** begin **

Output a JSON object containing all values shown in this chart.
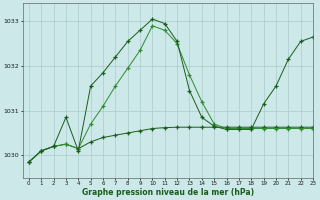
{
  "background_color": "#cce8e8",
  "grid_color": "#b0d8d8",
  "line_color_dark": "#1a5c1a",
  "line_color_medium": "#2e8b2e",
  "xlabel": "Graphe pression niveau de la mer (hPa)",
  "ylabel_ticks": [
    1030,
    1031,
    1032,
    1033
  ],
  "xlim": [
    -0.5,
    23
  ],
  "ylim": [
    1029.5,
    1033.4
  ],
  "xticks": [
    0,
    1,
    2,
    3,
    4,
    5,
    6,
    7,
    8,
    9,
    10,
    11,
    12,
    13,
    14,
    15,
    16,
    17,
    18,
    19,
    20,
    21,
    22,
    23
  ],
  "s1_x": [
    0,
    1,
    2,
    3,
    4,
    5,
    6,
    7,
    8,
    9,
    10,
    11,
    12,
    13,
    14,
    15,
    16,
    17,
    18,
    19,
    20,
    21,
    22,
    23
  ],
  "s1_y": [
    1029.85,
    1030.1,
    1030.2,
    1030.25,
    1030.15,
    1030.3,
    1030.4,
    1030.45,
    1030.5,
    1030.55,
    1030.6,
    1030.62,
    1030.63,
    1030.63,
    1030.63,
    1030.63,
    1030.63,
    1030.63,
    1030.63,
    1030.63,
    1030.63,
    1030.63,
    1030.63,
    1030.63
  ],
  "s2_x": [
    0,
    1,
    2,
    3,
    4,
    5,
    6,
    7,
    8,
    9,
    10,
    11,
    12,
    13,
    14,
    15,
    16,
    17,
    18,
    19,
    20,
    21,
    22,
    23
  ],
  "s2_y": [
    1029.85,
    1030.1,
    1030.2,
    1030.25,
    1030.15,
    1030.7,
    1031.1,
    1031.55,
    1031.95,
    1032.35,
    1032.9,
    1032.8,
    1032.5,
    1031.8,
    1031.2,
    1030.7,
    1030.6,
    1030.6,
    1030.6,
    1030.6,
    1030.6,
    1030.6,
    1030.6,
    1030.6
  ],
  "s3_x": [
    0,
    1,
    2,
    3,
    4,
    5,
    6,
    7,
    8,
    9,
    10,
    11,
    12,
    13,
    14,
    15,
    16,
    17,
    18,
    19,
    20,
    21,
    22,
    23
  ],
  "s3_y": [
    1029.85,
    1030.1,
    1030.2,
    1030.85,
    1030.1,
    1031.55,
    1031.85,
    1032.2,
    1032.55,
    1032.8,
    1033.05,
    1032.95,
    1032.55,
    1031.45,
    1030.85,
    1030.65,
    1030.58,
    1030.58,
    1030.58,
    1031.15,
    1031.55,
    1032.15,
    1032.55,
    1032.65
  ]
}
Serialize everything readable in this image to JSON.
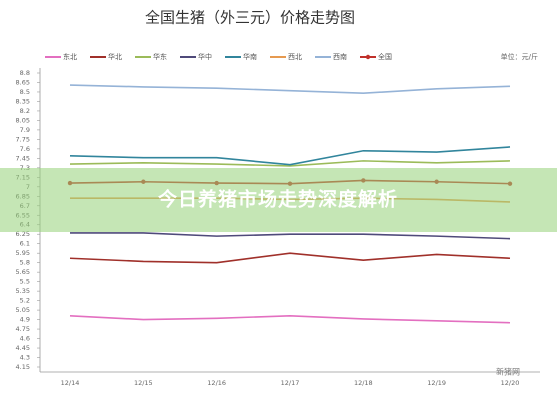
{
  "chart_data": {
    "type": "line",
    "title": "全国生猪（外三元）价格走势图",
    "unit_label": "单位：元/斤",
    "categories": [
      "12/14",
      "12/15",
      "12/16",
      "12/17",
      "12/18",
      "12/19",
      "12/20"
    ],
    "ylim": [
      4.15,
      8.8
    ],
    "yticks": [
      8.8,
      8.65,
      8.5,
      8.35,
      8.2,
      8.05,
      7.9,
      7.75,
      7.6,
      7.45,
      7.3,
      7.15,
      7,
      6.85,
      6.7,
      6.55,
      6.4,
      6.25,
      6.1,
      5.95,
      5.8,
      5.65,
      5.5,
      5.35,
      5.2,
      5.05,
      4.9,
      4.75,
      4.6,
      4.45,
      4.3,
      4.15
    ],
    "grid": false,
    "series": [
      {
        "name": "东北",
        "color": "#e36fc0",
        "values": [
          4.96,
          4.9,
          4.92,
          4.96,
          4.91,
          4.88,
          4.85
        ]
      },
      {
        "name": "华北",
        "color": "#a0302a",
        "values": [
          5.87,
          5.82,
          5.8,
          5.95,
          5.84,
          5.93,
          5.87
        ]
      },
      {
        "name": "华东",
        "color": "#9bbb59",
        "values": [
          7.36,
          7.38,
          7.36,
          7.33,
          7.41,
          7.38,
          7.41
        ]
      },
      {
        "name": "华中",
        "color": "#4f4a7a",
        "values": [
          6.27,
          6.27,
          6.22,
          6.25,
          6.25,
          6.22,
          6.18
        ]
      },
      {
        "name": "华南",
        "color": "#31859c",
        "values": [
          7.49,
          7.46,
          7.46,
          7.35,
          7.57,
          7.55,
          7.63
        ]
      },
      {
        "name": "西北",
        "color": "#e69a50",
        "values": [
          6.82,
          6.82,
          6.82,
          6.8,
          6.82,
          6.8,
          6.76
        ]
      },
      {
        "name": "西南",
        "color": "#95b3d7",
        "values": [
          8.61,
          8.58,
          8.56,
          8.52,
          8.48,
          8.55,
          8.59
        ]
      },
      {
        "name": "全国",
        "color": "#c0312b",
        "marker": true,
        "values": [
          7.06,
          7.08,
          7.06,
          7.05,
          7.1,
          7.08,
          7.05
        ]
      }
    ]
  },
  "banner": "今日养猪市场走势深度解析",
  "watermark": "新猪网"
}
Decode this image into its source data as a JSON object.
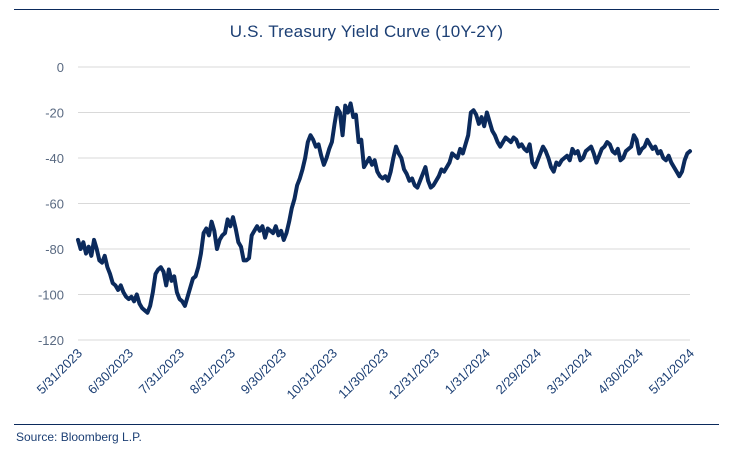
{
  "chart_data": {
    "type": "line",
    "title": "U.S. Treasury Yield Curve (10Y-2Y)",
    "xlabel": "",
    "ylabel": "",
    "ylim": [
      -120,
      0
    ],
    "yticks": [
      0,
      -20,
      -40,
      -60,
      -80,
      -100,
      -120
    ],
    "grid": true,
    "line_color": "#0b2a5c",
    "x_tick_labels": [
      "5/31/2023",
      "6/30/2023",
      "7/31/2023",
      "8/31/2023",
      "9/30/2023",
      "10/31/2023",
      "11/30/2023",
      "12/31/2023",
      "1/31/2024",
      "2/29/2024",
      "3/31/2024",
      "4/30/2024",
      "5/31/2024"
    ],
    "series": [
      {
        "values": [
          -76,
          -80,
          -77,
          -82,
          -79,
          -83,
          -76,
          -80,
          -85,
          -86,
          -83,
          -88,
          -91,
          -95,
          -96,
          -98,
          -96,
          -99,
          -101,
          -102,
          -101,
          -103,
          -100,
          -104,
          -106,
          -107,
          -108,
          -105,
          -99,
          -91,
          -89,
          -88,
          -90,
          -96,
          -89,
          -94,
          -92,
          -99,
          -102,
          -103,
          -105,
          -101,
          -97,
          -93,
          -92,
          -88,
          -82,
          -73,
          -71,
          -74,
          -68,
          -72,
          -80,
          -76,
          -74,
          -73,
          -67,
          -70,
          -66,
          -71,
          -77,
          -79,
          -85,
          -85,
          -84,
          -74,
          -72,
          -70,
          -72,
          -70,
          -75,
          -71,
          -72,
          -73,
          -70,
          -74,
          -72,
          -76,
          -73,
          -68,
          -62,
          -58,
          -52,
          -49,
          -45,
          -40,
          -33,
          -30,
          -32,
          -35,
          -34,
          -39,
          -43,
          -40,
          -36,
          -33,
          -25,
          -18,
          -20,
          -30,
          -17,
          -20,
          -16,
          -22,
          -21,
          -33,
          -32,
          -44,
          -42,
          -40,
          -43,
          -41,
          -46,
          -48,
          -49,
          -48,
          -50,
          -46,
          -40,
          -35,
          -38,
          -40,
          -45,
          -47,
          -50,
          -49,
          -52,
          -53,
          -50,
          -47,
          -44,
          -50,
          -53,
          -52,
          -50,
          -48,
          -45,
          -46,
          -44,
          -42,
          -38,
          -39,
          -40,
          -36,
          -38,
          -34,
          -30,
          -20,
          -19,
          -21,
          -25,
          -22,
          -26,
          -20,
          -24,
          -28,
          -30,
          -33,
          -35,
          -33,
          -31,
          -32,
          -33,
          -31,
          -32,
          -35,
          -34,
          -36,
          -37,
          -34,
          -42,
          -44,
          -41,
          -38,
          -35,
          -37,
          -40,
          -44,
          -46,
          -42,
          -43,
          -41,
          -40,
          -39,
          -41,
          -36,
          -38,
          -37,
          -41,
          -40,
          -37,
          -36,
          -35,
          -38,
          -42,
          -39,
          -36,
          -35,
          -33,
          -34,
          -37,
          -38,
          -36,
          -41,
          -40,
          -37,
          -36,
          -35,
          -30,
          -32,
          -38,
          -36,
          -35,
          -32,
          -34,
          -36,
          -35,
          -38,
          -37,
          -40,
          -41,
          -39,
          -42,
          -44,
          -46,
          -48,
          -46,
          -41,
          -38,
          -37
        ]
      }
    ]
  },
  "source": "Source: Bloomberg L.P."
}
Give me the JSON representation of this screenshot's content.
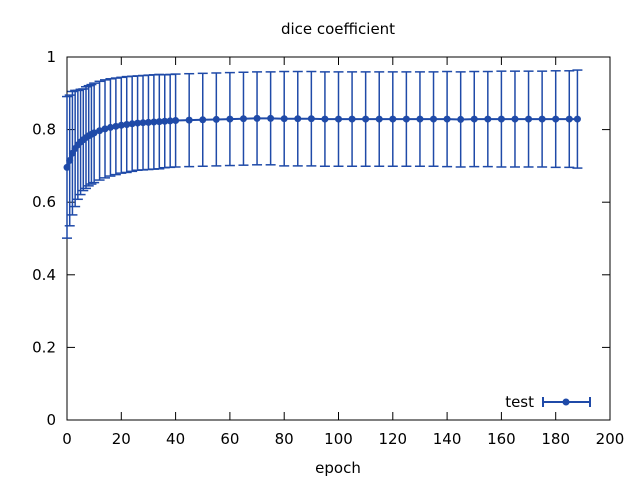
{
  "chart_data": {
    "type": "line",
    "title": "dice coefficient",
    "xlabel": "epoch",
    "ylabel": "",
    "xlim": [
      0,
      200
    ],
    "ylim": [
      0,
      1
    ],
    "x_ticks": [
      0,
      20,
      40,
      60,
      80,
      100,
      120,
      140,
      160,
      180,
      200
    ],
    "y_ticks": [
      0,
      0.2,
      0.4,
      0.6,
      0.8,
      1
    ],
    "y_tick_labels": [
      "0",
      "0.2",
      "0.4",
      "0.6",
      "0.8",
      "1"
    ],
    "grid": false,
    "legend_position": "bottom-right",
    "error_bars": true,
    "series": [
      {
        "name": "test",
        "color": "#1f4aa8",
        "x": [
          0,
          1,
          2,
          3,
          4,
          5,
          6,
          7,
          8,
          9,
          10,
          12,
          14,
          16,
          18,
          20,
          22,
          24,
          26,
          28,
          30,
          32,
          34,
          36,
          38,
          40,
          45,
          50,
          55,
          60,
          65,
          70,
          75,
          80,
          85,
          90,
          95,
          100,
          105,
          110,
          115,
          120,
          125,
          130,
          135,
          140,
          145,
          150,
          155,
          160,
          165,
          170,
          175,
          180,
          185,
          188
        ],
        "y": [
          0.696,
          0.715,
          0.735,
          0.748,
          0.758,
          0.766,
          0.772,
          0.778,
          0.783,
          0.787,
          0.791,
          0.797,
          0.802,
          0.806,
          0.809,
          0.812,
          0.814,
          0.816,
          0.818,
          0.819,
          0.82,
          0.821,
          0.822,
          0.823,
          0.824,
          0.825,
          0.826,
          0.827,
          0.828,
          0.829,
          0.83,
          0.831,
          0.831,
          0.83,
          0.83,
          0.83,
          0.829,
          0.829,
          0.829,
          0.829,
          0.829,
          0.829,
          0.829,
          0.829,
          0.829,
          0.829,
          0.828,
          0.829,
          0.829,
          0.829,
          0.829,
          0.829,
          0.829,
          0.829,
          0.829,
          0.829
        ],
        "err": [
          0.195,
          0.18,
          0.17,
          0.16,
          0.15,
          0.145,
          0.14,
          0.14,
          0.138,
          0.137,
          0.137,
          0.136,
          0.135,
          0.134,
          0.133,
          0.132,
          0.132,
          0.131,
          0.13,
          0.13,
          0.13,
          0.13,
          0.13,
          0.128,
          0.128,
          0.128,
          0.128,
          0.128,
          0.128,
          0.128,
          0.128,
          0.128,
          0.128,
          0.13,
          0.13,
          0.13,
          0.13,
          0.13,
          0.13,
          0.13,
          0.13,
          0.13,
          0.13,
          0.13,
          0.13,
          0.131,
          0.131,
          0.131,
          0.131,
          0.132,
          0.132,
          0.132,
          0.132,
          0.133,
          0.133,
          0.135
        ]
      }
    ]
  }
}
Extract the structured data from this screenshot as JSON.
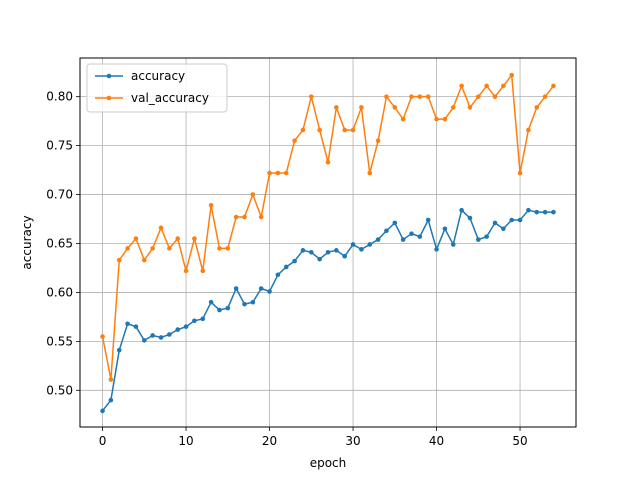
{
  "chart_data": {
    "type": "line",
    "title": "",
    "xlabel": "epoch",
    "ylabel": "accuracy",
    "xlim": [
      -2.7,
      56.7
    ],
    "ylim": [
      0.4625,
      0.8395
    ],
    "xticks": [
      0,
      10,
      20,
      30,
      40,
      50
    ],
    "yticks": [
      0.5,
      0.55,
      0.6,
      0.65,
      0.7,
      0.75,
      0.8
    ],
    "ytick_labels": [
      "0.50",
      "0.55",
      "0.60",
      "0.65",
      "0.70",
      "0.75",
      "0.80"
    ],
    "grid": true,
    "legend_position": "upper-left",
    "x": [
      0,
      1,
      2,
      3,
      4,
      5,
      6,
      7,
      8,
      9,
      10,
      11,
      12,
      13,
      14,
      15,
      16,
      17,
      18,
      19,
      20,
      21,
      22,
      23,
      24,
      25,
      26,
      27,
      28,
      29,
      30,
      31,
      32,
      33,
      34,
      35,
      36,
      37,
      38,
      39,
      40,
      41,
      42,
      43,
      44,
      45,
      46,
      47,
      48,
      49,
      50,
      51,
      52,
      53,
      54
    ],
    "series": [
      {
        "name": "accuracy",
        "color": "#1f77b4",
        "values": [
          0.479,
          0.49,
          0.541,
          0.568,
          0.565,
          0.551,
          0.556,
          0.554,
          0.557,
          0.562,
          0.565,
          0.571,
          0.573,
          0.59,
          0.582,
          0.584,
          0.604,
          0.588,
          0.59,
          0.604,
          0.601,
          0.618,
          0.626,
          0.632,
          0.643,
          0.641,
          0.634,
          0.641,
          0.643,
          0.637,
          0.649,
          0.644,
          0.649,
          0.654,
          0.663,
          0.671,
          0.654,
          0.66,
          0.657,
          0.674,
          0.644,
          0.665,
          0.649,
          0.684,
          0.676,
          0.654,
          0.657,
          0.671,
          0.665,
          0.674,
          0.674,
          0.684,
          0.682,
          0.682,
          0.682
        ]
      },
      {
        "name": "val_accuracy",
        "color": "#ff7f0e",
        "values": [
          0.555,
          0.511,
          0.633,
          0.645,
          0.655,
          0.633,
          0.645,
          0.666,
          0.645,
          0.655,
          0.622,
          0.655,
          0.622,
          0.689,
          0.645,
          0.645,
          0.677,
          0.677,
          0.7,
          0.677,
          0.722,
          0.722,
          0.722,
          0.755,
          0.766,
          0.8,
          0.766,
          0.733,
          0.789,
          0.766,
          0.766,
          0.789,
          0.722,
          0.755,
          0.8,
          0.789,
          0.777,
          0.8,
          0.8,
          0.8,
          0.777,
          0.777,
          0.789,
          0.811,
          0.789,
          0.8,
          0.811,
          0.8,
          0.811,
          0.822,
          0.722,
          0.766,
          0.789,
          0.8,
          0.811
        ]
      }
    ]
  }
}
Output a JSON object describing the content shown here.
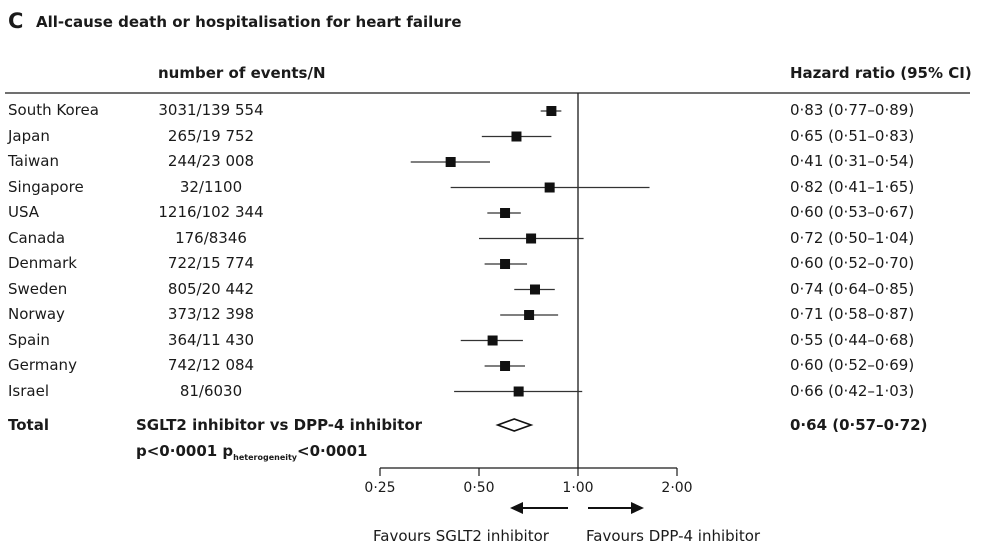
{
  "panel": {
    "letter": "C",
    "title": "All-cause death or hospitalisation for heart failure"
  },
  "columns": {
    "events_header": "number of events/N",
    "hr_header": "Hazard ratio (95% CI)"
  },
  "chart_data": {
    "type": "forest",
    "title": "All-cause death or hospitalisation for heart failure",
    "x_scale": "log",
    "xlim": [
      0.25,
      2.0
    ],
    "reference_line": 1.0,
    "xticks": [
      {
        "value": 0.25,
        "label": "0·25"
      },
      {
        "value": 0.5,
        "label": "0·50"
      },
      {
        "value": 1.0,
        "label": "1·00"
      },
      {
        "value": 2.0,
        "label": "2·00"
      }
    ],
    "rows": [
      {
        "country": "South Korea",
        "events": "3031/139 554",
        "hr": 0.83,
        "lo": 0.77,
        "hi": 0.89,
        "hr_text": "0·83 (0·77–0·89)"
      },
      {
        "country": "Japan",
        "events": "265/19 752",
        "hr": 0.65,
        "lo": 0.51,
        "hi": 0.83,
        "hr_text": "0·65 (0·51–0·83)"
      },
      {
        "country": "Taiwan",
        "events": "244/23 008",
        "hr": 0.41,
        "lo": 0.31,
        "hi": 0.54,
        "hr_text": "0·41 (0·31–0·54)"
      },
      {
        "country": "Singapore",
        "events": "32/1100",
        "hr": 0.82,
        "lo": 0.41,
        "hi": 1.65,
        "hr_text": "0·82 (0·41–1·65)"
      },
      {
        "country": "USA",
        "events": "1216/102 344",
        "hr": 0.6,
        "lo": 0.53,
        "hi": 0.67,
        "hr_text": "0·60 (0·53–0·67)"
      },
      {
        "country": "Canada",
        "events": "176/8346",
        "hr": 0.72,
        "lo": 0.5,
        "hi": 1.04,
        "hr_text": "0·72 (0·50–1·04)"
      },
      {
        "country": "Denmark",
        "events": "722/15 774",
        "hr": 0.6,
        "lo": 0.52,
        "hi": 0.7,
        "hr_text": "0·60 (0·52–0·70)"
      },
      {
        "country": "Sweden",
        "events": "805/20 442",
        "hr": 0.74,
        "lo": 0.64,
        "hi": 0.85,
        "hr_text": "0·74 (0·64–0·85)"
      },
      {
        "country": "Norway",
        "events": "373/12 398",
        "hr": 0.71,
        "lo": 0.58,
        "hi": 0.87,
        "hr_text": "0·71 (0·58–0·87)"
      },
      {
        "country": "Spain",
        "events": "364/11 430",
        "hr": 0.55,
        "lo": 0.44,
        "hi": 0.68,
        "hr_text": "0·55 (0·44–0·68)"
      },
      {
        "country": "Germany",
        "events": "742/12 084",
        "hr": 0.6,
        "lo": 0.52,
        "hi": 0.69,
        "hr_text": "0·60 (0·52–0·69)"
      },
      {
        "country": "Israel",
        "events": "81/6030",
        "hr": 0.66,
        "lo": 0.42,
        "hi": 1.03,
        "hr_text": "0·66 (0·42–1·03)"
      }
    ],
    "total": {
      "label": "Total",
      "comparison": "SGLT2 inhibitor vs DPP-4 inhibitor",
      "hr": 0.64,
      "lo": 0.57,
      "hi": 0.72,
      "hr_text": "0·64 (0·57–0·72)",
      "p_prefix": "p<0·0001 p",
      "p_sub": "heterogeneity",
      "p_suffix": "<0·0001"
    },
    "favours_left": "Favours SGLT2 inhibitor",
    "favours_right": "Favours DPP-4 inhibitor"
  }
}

** end **

What to do> Which lines include the word "Output"? Copy every one of them.

Correct result>
Output a JSON object containing all values shown in this chart.
Output a JSON object describing the content shown here.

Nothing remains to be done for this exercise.